Find the line containing "Read this page and output its text content.". Retype it and every later line of the records exactly, leaving out pictures.

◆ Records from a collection
□ □ □

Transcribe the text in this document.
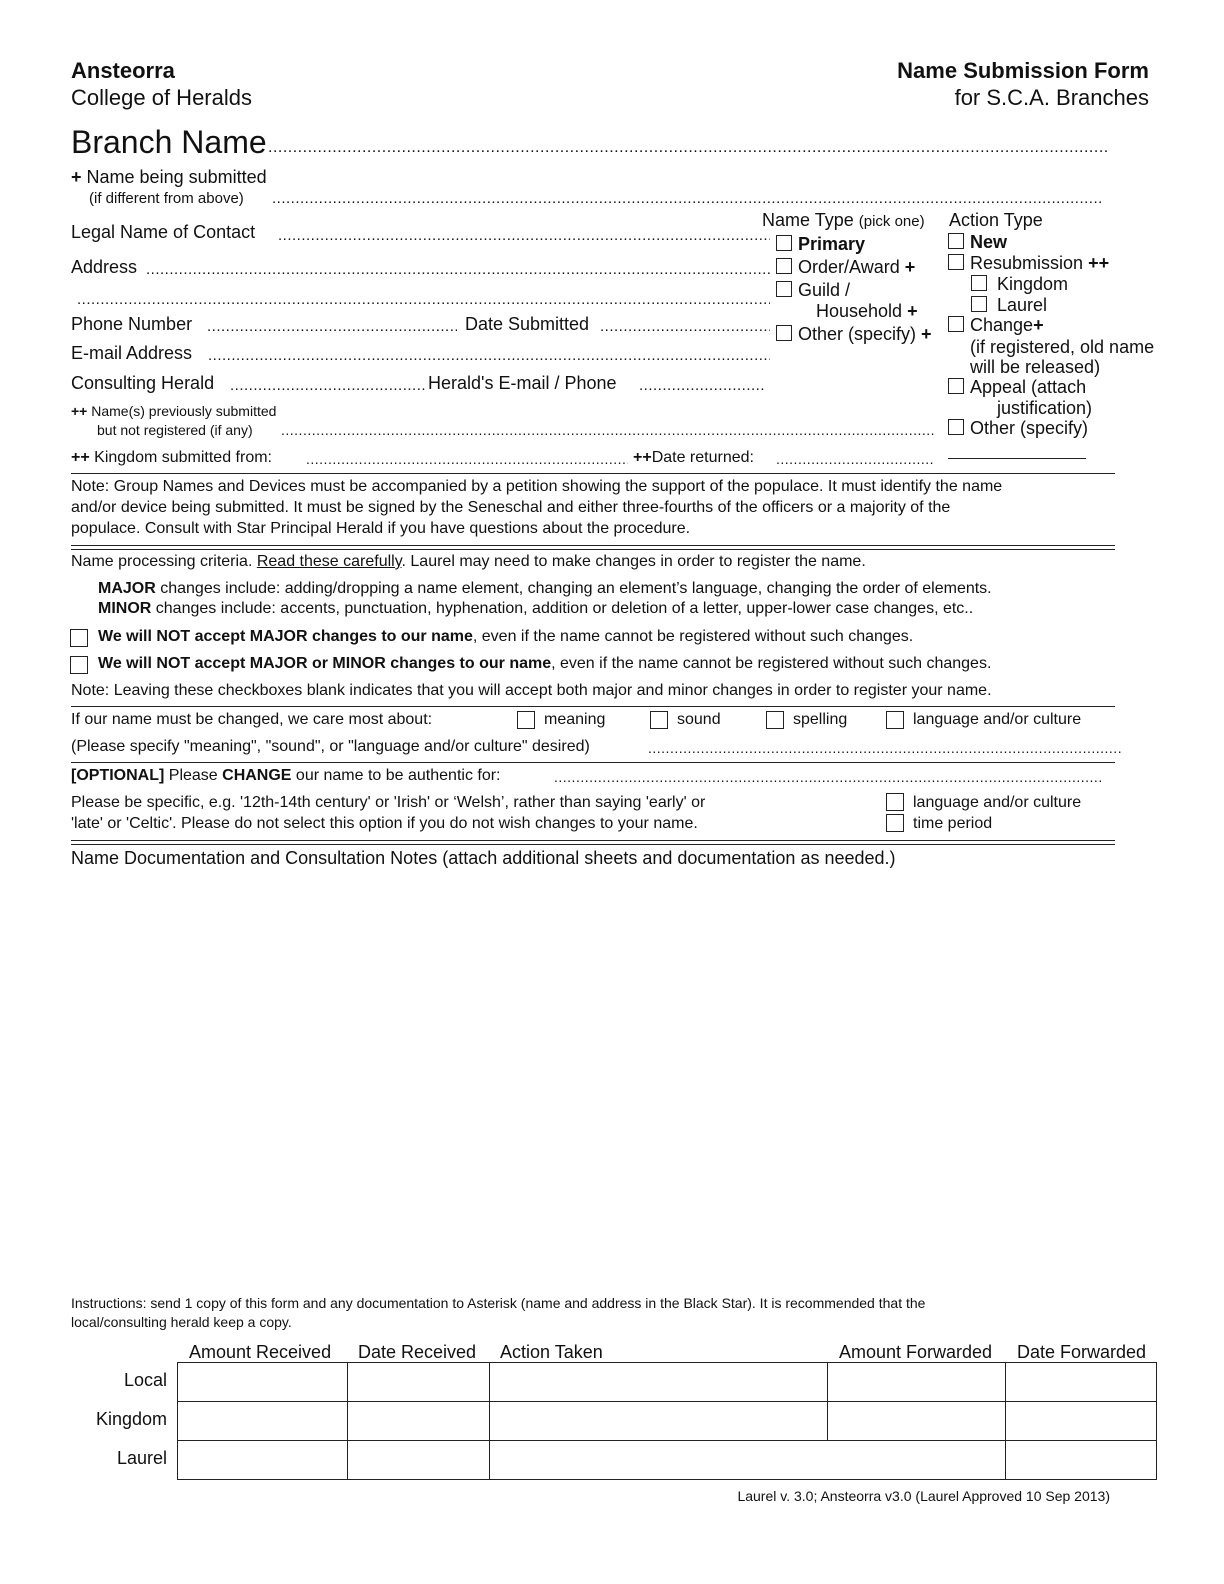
Ansteorra
College of Heralds
Name Submission Form
for S.C.A. Branches
Branch Name
.....
+ Name being submitted
(if different from above)
.....
Legal Name of Contact
.....
Address
.....
.....
Phone Number .....	Date Submitted
.....
E-mail Address
.....
Consulting Herald .....	Herald's E-mail / Phone
.....
++ Name(s) previously submitted
but not registered (if any)
.....
++ Kingdom submitted from: .....	++Date returned:
.....
Name Type (pick one)
Primary
Order/Award +
Guild /
Household +
Other (specify) +
Action Type
New
Resubmission ++
Kingdom
Laurel
Change+
(if registered, old name
will be released)
Appeal (attach
justification)
Other (specify)
Note: Group Names and Devices must be accompanied by a petition showing the support of the populace. It must identify the name
and/or device being submitted. It must be signed by the Seneschal and either three-fourths of the officers or a majority of the
populace. Consult with Star Principal Herald if you have questions about the procedure.
Name processing criteria. Read these carefully. Laurel may need to make changes in order to register the name.
MAJOR changes include: adding/dropping a name element, changing an element’s language, changing the order of elements.
MINOR changes include: accents, punctuation, hyphenation, addition or deletion of a letter, upper-lower case changes, etc..
We will NOT accept MAJOR changes to our name, even if the name cannot be registered without such changes.
We will NOT accept MAJOR or MINOR changes to our name, even if the name cannot be registered without such changes.
Note: Leaving these checkboxes blank indicates that you will accept both major and minor changes in order to register your name.
If our name must be changed, we care most about:	meaning	sound	spelling	language and/or culture
(Please specify "meaning", "sound", or "language and/or culture" desired)
.....
[OPTIONAL] Please CHANGE our name to be authentic for:
.....
Please be specific, e.g. '12th-14th century' or 'Irish' or ‘Welsh’, rather than saying 'early' or
'late' or 'Celtic'. Please do not select this option if you do not wish changes to your name.
language and/or culture
time period
Name Documentation and Consultation Notes (attach additional sheets and documentation as needed.)
Instructions: send 1 copy of this form and any documentation to Asterisk (name and address in the Black Star). It is recommended that the
local/consulting herald keep a copy.
Amount Received Date Received Action Taken	Amount Forwarded Date Forwarded
Local
Kingdom
Laurel

Laurel v. 3.0; Ansteorra v3.0 (Laurel Approved 10 Sep 2013)
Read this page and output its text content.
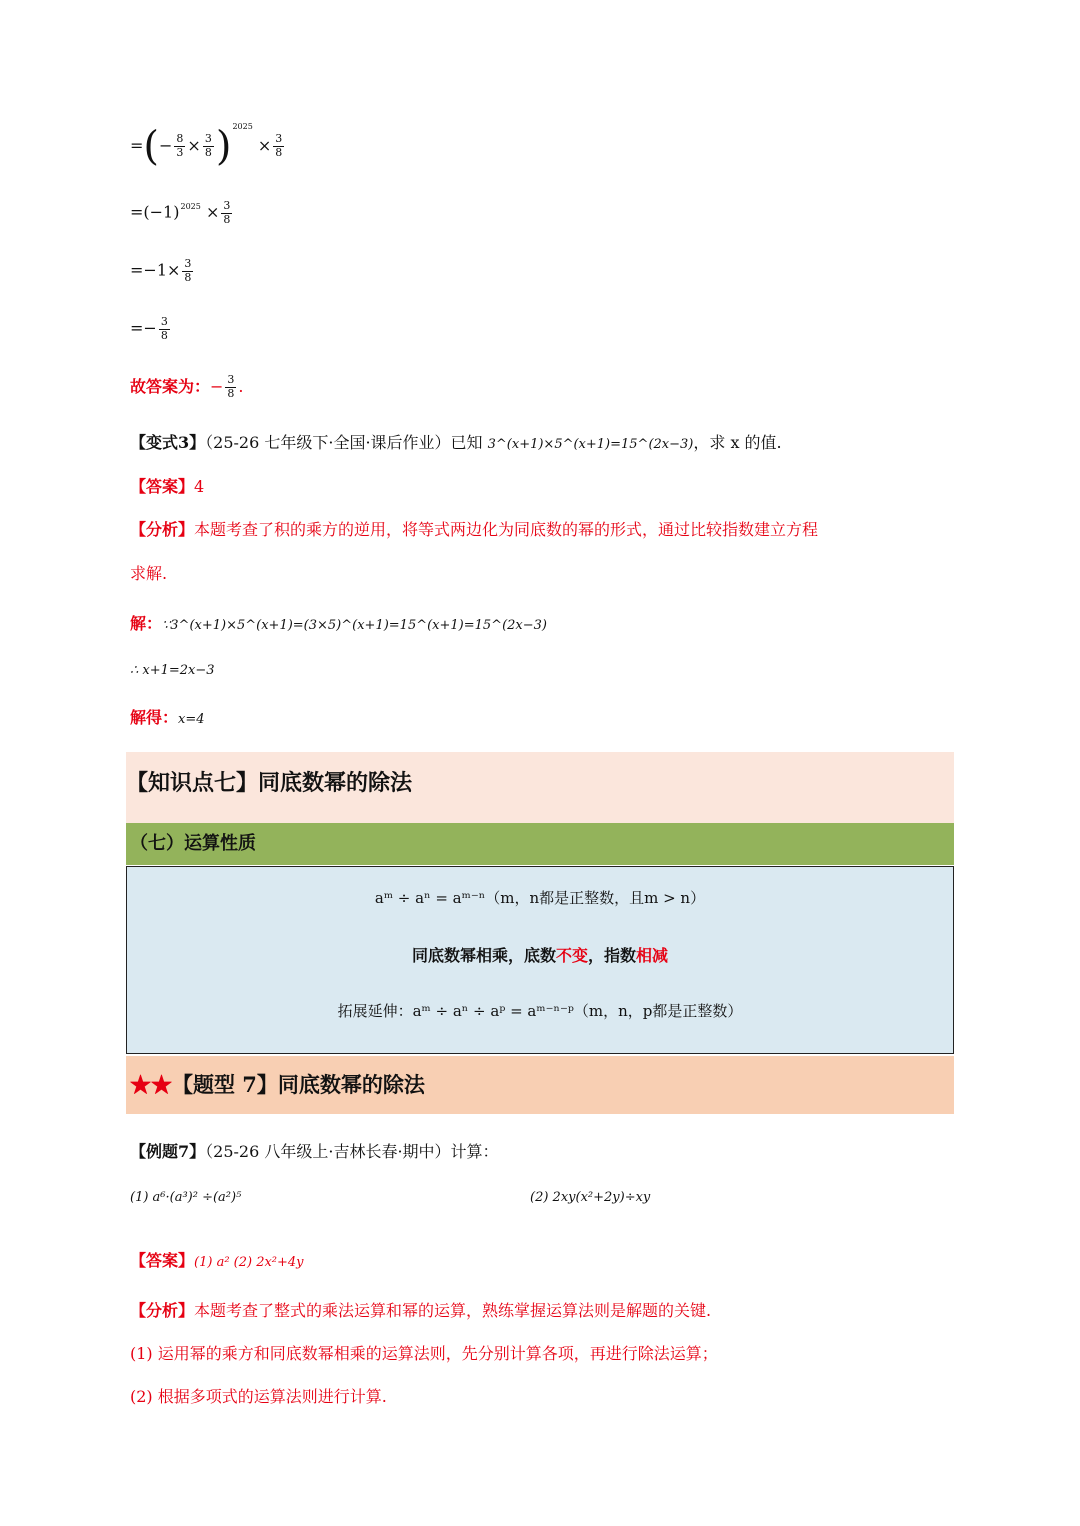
=(− $\frac{8}{3} \times \frac{3}{8} )^{2025} \times \frac{3}{8}$
$=(-1)^{2025} \times \frac{3}{8}$
$=-1\times \frac{3}{8}$
=− $\frac{3}{8}$
故答案为：− $\frac{3}{8}$ .
【变式3】（25-26 七年级下·全国·课后作业）已知 3^(x+1)×5^(x+1)=15^(2x−3)，求 x 的值.
【答案】4
【分析】本题考查了积的乘方的逆用，将等式两边化为同底数的幂的形式，通过比较指数建立方程
求解.
解：∵3^(x+1)×5^(x+1)=(3×5)^(x+1)=15^(x+1)=15^(2x−3)
∴ x+1=2x−3
解得：x=4
【知识点七】同底数幂的除法
（七）运算性质
aᵐ ÷ aⁿ = aᵐ⁻ⁿ（m，n都是正整数，且m > n）
同底数幂相乘，底数不变，指数相减
拓展延伸：aᵐ ÷ aⁿ ÷ aᵖ = aᵐ⁻ⁿ⁻ᵖ（m，n，p都是正整数）
★★【题型 7】同底数幂的除法
【例题7】（25-26 八年级上·吉林长春·期中）计算：
(1) a⁶·(a³)² ÷(a²)⁵	(2) 2xy(x²+2y)÷xy
【答案】(1) a² (2) 2x²+4y
【分析】本题考查了整式的乘法运算和幂的运算，熟练掌握运算法则是解题的关键.
(1) 运用幂的乘方和同底数幂相乘的运算法则，先分别计算各项，再进行除法运算；
(2) 根据多项式的运算法则进行计算.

□ □ □

◆ Full response
Read this page and output its text content.
=(− $\frac{8}{3} \times \frac{3}{8} )^{2025} \times \frac{3}{8}$
$=(-1)^{2025} \times \frac{3}{8}$
$=-1\times \frac{3}{8}$
=− $\frac{3}{8}$
故答案为：− $\frac{3}{8}$ .
【变式3】（25-26 七年级下·全国·课后作业）已知 3^(x+1)×5^(x+1)=15^(2x−3)，求 x 的值.
【答案】4
【分析】本题考查了积的乘方的逆用，将等式两边化为同底数的幂的形式，通过比较指数建立方程
求解.
解：∵3^(x+1)×5^(x+1)=(3×5)^(x+1)=15^(x+1)=15^(2x−3)
∴ x+1=2x−3
解得：x=4
【知识点七】同底数幂的除法
（七）运算性质
aᵐ ÷ aⁿ = aᵐ⁻ⁿ（m，n都是正整数，且m > n）
同底数幂相乘，底数不变，指数相减
拓展延伸：aᵐ ÷ aⁿ ÷ aᵖ = aᵐ⁻ⁿ⁻ᵖ（m，n，p都是正整数）
★★【题型 7】同底数幂的除法
【例题7】（25-26 八年级上·吉林长春·期中）计算：
(1) a⁶·(a³)² ÷(a²)⁵	(2) 2xy(x²+2y)÷xy
【答案】(1) a² (2) 2x²+4y
【分析】本题考查了整式的乘法运算和幂的运算，熟练掌握运算法则是解题的关键.
(1) 运用幂的乘方和同底数幂相乘的运算法则，先分别计算各项，再进行除法运算；
(2) 根据多项式的运算法则进行计算.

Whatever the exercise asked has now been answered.